• _OBJECTIVE_
Copy out all the entries exactly.

** begin INPUT RECORDS **

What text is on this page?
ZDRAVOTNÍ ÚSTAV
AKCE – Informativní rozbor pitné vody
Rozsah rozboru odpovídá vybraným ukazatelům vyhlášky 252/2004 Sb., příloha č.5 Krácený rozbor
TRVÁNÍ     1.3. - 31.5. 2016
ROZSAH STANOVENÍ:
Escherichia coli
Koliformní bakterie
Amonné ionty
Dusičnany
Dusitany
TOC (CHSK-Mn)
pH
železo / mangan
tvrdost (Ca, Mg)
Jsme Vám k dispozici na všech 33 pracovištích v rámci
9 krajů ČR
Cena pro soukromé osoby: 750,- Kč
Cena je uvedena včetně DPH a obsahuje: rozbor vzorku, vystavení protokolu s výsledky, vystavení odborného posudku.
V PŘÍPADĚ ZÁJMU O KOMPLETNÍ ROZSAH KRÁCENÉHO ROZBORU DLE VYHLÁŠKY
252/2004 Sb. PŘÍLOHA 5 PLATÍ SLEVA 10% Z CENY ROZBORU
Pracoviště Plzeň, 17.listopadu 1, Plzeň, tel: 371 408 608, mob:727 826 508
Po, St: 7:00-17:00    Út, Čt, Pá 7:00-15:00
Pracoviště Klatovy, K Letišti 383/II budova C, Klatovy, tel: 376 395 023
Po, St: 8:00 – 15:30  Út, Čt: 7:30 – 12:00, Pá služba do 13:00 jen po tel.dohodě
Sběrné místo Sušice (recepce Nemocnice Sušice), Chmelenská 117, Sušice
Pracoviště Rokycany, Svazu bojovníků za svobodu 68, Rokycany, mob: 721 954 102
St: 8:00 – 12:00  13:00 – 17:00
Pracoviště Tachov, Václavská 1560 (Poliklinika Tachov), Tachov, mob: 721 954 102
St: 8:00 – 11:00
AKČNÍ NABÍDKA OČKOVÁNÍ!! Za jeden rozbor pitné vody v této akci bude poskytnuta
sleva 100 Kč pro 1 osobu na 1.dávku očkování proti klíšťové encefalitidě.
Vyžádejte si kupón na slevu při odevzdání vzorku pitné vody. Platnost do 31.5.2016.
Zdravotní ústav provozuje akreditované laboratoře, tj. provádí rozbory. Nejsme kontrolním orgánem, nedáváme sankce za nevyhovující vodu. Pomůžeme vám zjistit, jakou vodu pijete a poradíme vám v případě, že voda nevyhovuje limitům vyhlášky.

** end INPUT RECORDS **

• _EXERCISE SOLUTION_
What text is on this page?
ZDRAVOTNÍ ÚSTAV
AKCE – Informativní rozbor pitné vody
Rozsah rozboru odpovídá vybraným ukazatelům vyhlášky 252/2004 Sb., příloha č.5 Krácený rozbor
TRVÁNÍ     1.3. - 31.5. 2016
ROZSAH STANOVENÍ:
Escherichia coli
Koliformní bakterie
Amonné ionty
Dusičnany
Dusitany
TOC (CHSK-Mn)
pH
železo / mangan
tvrdost (Ca, Mg)
Jsme Vám k dispozici na všech 33 pracovištích v rámci
9 krajů ČR
Cena pro soukromé osoby: 750,- Kč
Cena je uvedena včetně DPH a obsahuje: rozbor vzorku, vystavení protokolu s výsledky, vystavení odborného posudku.
V PŘÍPADĚ ZÁJMU O KOMPLETNÍ ROZSAH KRÁCENÉHO ROZBORU DLE VYHLÁŠKY
252/2004 Sb. PŘÍLOHA 5 PLATÍ SLEVA 10% Z CENY ROZBORU
Pracoviště Plzeň, 17.listopadu 1, Plzeň, tel: 371 408 608, mob:727 826 508
Po, St: 7:00-17:00    Út, Čt, Pá 7:00-15:00
Pracoviště Klatovy, K Letišti 383/II budova C, Klatovy, tel: 376 395 023
Po, St: 8:00 – 15:30  Út, Čt: 7:30 – 12:00, Pá služba do 13:00 jen po tel.dohodě
Sběrné místo Sušice (recepce Nemocnice Sušice), Chmelenská 117, Sušice
Pracoviště Rokycany, Svazu bojovníků za svobodu 68, Rokycany, mob: 721 954 102
St: 8:00 – 12:00  13:00 – 17:00
Pracoviště Tachov, Václavská 1560 (Poliklinika Tachov), Tachov, mob: 721 954 102
St: 8:00 – 11:00
AKČNÍ NABÍDKA OČKOVÁNÍ!! Za jeden rozbor pitné vody v této akci bude poskytnuta
sleva 100 Kč pro 1 osobu na 1.dávku očkování proti klíšťové encefalitidě.
Vyžádejte si kupón na slevu při odevzdání vzorku pitné vody. Platnost do 31.5.2016.
Zdravotní ústav provozuje akreditované laboratoře, tj. provádí rozbory. Nejsme kontrolním orgánem, nedáváme sankce za nevyhovující vodu. Pomůžeme vám zjistit, jakou vodu pijete a poradíme vám v případě, že voda nevyhovuje limitům vyhlášky.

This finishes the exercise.